Dataset entries on figures:
------

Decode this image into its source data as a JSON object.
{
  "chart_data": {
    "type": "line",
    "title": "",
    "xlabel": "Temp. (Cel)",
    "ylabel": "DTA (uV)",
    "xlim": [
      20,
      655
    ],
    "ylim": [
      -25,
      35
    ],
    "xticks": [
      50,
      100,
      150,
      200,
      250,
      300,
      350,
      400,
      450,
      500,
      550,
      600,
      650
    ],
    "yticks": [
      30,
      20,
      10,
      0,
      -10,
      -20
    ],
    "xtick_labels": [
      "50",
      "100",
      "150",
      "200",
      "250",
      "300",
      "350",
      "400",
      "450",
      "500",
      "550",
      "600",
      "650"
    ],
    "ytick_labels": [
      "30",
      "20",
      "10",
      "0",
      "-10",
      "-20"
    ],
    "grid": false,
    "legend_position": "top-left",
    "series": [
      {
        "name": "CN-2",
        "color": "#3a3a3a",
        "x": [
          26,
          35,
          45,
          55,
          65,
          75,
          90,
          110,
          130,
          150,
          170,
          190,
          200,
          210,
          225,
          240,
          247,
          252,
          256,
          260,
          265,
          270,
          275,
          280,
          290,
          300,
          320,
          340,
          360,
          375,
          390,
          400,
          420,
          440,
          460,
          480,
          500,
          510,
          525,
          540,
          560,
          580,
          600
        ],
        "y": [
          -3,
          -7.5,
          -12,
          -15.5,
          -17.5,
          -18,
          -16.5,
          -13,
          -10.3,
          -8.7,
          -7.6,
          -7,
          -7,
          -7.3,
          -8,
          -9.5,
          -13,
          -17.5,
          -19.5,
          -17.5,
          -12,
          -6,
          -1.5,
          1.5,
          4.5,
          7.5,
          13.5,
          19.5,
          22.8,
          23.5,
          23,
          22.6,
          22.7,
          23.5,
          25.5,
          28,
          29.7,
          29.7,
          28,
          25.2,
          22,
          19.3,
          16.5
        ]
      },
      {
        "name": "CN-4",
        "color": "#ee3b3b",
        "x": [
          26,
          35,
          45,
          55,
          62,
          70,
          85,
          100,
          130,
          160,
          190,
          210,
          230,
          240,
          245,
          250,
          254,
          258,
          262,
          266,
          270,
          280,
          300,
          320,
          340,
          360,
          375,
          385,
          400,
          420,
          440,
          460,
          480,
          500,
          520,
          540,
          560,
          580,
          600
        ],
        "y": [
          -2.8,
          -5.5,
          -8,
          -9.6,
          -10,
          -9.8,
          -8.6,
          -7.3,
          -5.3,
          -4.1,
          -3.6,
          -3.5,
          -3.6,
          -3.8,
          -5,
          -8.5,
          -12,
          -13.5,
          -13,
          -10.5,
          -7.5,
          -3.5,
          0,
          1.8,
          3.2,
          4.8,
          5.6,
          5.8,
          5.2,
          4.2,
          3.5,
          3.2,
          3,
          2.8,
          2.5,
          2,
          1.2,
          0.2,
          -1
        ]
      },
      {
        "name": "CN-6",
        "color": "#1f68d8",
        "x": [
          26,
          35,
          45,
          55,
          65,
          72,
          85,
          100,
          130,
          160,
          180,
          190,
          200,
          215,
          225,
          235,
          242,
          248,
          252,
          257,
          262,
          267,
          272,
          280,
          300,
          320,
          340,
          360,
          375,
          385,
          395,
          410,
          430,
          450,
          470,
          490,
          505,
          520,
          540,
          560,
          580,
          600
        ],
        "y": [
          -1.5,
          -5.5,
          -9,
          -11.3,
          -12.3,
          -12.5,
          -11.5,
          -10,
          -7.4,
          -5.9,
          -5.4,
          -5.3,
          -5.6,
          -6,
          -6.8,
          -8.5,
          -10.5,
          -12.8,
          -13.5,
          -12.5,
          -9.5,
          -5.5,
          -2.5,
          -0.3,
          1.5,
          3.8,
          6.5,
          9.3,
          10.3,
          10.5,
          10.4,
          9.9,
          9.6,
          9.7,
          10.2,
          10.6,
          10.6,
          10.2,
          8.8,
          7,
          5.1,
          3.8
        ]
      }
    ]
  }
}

------

* **WORK TO DO**
Report how many lines of the listing hold the word "color", with nothing but the number.

* **ANSWER TO THE TASK**
3